* REQUIREMENT:
Without the pictures, can you quote each line below exactly?

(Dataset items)
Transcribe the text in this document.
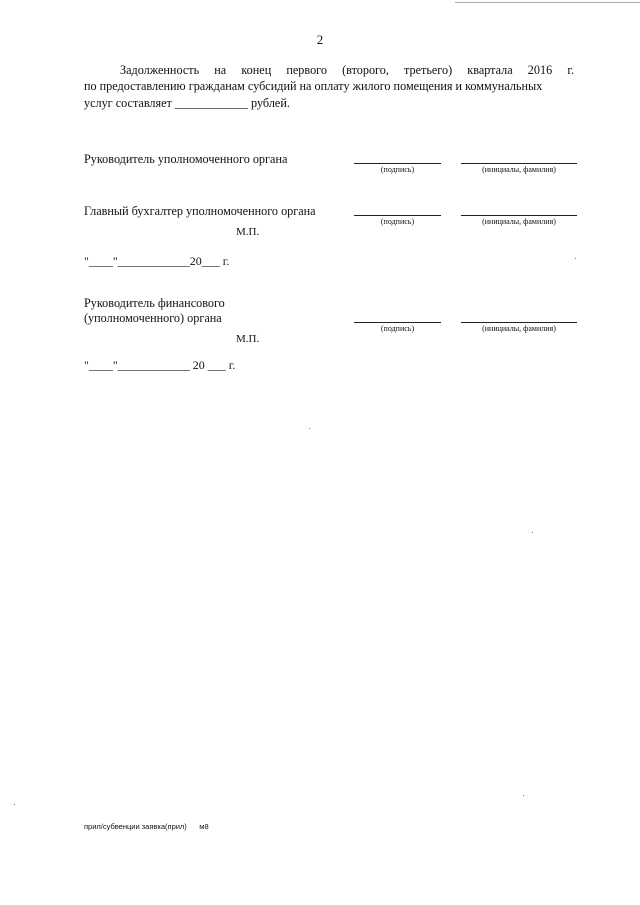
2
Задолженность на конец первого (второго, третьего) квартала 2016 г.
по предоставлению гражданам субсидий на оплату жилого помещения и коммунальных
услуг составляет ____________ рублей.
Руководитель уполномоченного органа
(подпись)	(инициалы, фамилия)
Главный бухгалтер уполномоченного органа
(подпись)	(инициалы, фамилия)
М.П.
"____"____________20___ г.
Руководитель финансового
(уполномоченного) органа
(подпись)	(инициалы, фамилия)
М.П.
"____"____________ 20 ___ г.
прил/субвенции заявка(прил)      м8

* PROBLEM SOLUTION:
Transcribe the text in this document.
2
Задолженность на конец первого (второго, третьего) квартала 2016 г.
по предоставлению гражданам субсидий на оплату жилого помещения и коммунальных
услуг составляет ____________ рублей.
Руководитель уполномоченного органа
(подпись)	(инициалы, фамилия)
Главный бухгалтер уполномоченного органа
(подпись)	(инициалы, фамилия)
М.П.
"____"____________20___ г.
Руководитель финансового
(уполномоченного) органа
(подпись)	(инициалы, фамилия)
М.П.
"____"____________ 20 ___ г.
прил/субвенции заявка(прил)      м8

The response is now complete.